Task brief:
Search the listing for "right" and copy every line where it appears.

Records to process:

■ ■ ■ ■ ■ ■ ■

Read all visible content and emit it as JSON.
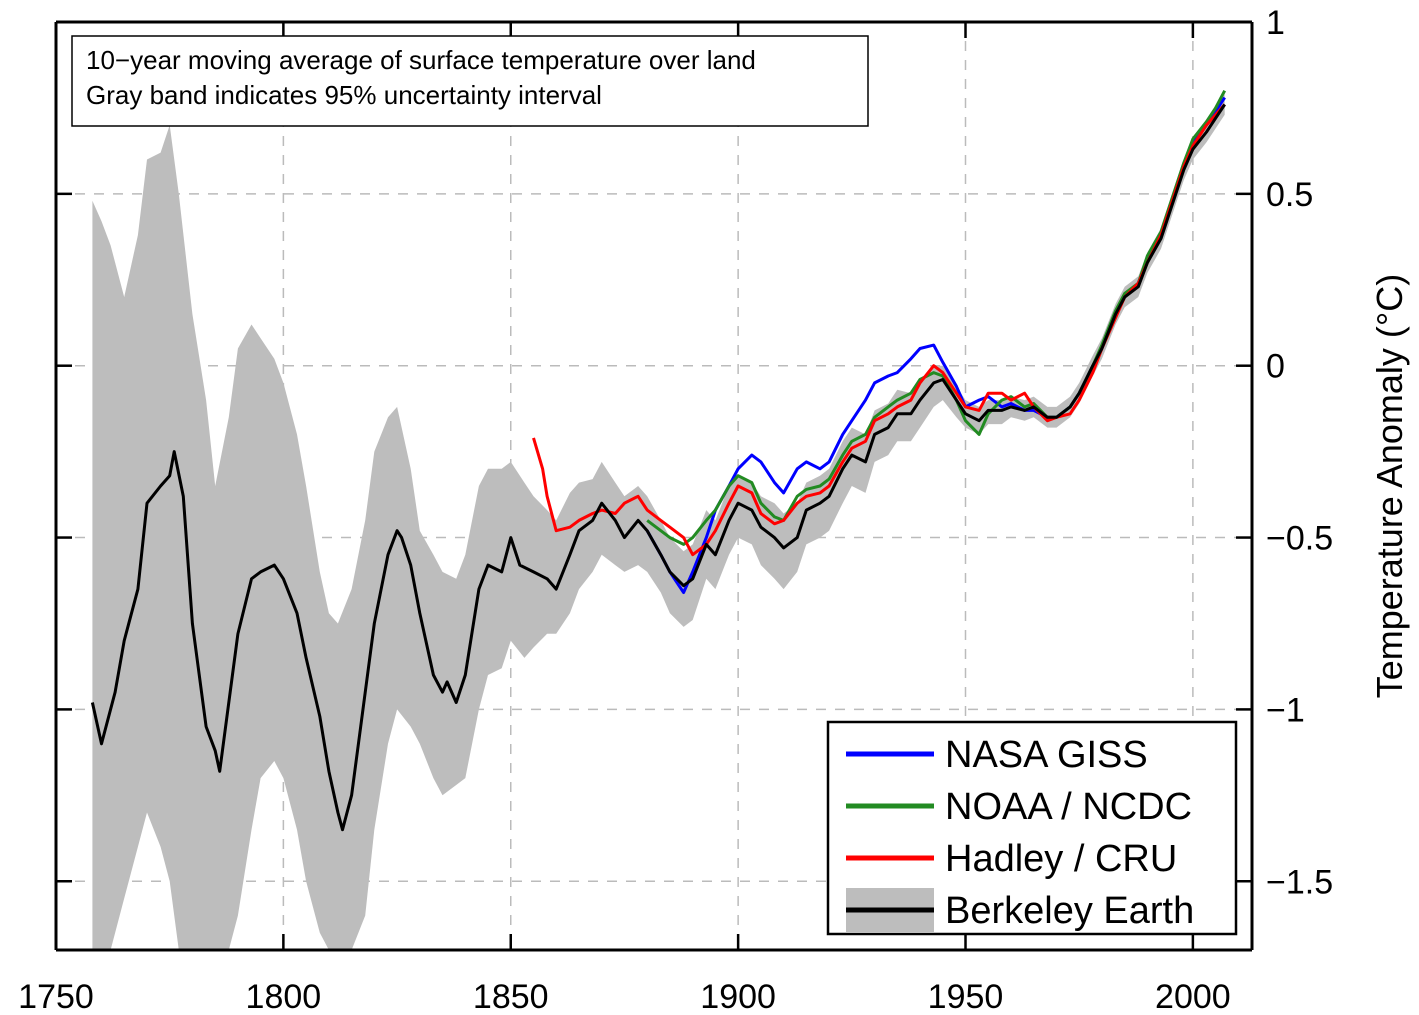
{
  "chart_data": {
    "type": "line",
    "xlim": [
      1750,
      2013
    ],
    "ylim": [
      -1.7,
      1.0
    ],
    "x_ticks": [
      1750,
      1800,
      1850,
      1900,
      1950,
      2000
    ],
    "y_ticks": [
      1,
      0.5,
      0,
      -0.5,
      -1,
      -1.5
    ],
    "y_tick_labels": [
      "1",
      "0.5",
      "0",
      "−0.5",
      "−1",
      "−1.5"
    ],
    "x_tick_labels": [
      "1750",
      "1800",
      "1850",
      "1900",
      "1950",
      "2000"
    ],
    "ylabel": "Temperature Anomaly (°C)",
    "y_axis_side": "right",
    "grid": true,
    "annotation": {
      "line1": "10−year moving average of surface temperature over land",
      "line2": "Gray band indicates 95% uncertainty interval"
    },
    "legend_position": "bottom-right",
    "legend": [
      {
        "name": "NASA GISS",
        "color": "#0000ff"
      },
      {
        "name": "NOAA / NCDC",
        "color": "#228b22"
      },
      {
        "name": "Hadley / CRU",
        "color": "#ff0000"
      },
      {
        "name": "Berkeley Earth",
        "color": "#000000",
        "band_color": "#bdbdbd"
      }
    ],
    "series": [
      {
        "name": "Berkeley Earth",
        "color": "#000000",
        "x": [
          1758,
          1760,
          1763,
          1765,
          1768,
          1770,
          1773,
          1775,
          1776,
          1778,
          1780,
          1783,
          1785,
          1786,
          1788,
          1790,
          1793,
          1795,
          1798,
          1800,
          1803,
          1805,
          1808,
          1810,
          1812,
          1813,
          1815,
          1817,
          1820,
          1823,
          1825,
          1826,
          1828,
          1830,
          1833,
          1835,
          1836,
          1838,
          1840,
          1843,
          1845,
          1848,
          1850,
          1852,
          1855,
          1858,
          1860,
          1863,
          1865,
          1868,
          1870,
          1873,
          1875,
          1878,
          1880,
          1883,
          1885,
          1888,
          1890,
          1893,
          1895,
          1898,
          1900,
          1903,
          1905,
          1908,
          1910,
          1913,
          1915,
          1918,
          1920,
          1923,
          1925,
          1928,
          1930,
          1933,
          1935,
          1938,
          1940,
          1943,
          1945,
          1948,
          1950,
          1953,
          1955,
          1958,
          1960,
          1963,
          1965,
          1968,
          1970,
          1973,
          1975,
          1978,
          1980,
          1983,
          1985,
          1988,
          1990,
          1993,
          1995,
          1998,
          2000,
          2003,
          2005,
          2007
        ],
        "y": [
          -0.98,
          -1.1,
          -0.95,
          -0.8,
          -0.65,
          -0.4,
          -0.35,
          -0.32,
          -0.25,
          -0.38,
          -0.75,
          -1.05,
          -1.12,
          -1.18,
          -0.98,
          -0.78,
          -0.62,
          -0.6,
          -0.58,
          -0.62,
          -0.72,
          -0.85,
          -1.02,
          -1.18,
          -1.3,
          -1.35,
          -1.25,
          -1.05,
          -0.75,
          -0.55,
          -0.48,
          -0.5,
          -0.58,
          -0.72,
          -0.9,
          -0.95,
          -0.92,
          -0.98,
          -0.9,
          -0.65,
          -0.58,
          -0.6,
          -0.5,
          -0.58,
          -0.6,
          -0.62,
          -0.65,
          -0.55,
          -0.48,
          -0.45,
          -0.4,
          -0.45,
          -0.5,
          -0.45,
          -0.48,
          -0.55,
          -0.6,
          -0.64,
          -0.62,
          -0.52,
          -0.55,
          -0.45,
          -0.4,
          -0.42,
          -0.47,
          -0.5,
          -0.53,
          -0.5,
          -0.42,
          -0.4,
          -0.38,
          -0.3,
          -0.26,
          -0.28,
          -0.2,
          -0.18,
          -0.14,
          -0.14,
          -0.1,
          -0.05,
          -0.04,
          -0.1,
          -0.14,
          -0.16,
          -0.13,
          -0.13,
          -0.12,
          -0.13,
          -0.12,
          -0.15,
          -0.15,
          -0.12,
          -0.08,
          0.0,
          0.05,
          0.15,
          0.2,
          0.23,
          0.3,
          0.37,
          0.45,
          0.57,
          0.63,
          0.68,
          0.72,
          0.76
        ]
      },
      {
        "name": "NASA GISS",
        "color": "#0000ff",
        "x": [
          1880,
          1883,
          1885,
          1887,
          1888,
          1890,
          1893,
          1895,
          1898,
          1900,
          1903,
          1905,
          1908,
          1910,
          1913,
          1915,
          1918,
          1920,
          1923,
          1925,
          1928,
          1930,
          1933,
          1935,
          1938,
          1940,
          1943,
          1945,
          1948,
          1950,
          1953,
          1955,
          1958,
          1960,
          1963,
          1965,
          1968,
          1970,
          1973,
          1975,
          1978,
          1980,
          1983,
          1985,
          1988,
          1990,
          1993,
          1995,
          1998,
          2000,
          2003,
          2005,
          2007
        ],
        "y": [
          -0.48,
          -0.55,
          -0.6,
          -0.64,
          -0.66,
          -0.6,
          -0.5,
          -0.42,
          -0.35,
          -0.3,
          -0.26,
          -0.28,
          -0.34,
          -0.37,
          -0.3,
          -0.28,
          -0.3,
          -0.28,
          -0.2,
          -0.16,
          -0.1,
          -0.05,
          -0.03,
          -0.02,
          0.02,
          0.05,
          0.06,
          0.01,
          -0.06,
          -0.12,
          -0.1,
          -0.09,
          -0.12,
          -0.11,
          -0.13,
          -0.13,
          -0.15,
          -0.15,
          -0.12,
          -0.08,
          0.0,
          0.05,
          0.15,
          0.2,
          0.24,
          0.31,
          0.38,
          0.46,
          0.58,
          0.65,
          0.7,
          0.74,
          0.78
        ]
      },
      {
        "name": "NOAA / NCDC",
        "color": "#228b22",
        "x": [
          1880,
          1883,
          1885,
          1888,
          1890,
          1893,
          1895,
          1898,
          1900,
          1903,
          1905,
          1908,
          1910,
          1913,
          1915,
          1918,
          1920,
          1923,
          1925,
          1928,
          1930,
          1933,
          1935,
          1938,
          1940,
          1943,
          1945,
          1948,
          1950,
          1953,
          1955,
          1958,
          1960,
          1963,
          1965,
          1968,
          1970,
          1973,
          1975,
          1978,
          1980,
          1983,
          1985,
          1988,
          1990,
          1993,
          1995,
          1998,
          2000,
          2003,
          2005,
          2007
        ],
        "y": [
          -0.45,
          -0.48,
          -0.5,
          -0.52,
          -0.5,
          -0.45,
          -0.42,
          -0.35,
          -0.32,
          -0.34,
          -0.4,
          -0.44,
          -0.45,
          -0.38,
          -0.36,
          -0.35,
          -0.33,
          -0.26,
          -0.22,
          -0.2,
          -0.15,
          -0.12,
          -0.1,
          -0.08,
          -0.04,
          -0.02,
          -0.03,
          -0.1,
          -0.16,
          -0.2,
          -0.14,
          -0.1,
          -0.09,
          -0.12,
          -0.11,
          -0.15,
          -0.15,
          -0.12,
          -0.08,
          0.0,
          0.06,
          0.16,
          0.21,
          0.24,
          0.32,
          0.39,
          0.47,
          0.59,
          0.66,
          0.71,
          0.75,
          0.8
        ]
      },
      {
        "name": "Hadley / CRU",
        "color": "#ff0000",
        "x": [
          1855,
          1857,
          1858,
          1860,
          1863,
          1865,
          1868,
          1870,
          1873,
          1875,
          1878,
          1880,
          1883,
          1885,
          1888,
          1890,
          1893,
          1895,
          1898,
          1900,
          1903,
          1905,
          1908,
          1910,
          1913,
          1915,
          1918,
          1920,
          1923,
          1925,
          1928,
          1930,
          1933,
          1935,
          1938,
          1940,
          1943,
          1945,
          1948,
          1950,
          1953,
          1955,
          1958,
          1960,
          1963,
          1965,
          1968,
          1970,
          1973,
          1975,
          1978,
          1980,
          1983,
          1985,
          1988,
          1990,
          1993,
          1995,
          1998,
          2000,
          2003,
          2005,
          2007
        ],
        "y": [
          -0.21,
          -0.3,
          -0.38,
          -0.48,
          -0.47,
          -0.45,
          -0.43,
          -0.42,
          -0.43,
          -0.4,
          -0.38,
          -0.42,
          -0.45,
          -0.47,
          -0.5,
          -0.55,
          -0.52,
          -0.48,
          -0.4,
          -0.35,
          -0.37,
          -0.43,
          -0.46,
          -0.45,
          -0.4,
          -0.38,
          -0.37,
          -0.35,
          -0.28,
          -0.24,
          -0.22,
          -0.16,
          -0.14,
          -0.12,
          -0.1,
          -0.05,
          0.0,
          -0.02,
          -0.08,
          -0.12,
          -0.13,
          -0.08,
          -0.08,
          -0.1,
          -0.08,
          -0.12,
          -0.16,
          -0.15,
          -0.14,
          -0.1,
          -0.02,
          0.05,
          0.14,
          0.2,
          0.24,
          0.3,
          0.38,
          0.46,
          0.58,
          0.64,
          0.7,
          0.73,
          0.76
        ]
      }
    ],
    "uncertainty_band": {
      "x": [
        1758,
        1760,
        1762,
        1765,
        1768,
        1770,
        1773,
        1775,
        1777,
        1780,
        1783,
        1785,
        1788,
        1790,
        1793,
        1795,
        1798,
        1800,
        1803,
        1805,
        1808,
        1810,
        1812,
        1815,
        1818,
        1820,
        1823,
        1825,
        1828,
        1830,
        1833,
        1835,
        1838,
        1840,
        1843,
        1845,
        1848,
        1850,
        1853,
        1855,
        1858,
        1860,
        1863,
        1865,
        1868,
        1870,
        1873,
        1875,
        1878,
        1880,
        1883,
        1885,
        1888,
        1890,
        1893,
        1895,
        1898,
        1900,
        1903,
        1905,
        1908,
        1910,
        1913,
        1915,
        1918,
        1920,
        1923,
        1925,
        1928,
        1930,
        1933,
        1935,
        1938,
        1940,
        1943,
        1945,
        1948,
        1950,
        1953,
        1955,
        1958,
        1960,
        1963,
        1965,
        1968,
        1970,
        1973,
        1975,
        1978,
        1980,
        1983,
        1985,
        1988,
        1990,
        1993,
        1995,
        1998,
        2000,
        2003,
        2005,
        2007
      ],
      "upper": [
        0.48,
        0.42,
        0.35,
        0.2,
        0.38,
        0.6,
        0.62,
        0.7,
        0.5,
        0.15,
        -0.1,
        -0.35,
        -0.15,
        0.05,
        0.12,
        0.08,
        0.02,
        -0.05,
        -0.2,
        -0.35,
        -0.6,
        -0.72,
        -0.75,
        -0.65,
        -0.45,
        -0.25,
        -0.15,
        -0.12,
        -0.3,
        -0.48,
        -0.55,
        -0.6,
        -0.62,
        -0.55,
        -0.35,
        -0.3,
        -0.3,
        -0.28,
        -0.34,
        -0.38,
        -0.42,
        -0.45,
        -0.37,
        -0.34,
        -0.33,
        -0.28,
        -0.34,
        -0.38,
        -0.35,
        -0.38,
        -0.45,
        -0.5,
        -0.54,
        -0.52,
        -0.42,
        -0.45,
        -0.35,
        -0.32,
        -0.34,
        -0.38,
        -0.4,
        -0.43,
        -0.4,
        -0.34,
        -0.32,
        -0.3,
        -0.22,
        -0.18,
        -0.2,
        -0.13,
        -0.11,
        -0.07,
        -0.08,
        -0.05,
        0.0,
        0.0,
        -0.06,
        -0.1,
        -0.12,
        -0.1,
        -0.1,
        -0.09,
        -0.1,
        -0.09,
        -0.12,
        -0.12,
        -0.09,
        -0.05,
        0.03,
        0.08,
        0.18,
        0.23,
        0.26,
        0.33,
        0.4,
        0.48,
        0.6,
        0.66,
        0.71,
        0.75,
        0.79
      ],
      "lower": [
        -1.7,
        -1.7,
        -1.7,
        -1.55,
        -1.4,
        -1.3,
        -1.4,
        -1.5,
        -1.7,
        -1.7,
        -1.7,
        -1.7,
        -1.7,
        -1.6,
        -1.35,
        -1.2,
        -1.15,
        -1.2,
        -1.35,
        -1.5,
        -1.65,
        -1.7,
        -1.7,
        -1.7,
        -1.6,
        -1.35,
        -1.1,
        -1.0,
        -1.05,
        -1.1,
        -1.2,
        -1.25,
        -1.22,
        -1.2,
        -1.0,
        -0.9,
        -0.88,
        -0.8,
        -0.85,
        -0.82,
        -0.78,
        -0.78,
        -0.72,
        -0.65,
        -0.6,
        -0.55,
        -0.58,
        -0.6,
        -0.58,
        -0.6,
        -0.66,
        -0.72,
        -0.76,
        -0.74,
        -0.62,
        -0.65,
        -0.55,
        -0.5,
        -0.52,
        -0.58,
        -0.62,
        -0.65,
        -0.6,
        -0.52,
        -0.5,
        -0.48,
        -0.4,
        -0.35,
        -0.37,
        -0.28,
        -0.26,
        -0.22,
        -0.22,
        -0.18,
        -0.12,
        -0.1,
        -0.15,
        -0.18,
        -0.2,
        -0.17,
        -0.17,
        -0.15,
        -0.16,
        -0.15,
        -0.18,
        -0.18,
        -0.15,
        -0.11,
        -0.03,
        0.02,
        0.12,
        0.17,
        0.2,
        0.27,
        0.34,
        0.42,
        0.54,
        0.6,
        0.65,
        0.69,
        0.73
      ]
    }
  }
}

■ ■ ■ ■ ■ ■ ■

Final result:
    "y_axis_side": "right",
    "legend_position": "bottom-right",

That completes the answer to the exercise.